* [What this task involves] Repeat everything in the material exactly.
━━━━━━━━━━━━━━━━━━━━
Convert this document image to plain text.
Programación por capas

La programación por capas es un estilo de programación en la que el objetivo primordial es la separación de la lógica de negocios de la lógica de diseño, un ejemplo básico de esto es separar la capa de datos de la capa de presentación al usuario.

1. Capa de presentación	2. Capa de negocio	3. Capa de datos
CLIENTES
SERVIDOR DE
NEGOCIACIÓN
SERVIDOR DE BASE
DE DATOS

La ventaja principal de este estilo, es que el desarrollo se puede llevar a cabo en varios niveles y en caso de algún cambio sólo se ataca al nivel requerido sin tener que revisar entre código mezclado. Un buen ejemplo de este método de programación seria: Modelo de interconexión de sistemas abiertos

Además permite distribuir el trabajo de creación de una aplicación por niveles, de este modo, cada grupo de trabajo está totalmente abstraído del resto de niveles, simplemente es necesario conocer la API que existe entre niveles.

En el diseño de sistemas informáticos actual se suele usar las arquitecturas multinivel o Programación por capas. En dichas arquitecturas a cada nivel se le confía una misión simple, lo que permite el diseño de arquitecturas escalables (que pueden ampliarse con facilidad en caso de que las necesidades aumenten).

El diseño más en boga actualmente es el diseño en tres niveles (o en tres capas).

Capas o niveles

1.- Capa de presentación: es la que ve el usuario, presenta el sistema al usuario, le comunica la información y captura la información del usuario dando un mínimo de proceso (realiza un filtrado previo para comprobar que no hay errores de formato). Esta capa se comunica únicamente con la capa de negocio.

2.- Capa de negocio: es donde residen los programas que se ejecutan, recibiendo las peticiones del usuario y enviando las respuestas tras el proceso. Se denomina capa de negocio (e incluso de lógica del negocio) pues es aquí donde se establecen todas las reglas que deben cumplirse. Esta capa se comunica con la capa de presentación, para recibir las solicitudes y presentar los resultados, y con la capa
━━━━━━━━━━━━━━━━━━━━
* [Finished exercise]
Convert this document image to plain text.
Programación por capas

La programación por capas es un estilo de programación en la que el objetivo primordial es la separación de la lógica de negocios de la lógica de diseño, un ejemplo básico de esto es separar la capa de datos de la capa de presentación al usuario.

1. Capa de presentación	2. Capa de negocio	3. Capa de datos
CLIENTES
SERVIDOR DE
NEGOCIACIÓN
SERVIDOR DE BASE
DE DATOS

La ventaja principal de este estilo, es que el desarrollo se puede llevar a cabo en varios niveles y en caso de algún cambio sólo se ataca al nivel requerido sin tener que revisar entre código mezclado. Un buen ejemplo de este método de programación seria: Modelo de interconexión de sistemas abiertos

Además permite distribuir el trabajo de creación de una aplicación por niveles, de este modo, cada grupo de trabajo está totalmente abstraído del resto de niveles, simplemente es necesario conocer la API que existe entre niveles.

En el diseño de sistemas informáticos actual se suele usar las arquitecturas multinivel o Programación por capas. En dichas arquitecturas a cada nivel se le confía una misión simple, lo que permite el diseño de arquitecturas escalables (que pueden ampliarse con facilidad en caso de que las necesidades aumenten).

El diseño más en boga actualmente es el diseño en tres niveles (o en tres capas).

Capas o niveles

1.- Capa de presentación: es la que ve el usuario, presenta el sistema al usuario, le comunica la información y captura la información del usuario dando un mínimo de proceso (realiza un filtrado previo para comprobar que no hay errores de formato). Esta capa se comunica únicamente con la capa de negocio.

2.- Capa de negocio: es donde residen los programas que se ejecutan, recibiendo las peticiones del usuario y enviando las respuestas tras el proceso. Se denomina capa de negocio (e incluso de lógica del negocio) pues es aquí donde se establecen todas las reglas que deben cumplirse. Esta capa se comunica con la capa de presentación, para recibir las solicitudes y presentar los resultados, y con la capa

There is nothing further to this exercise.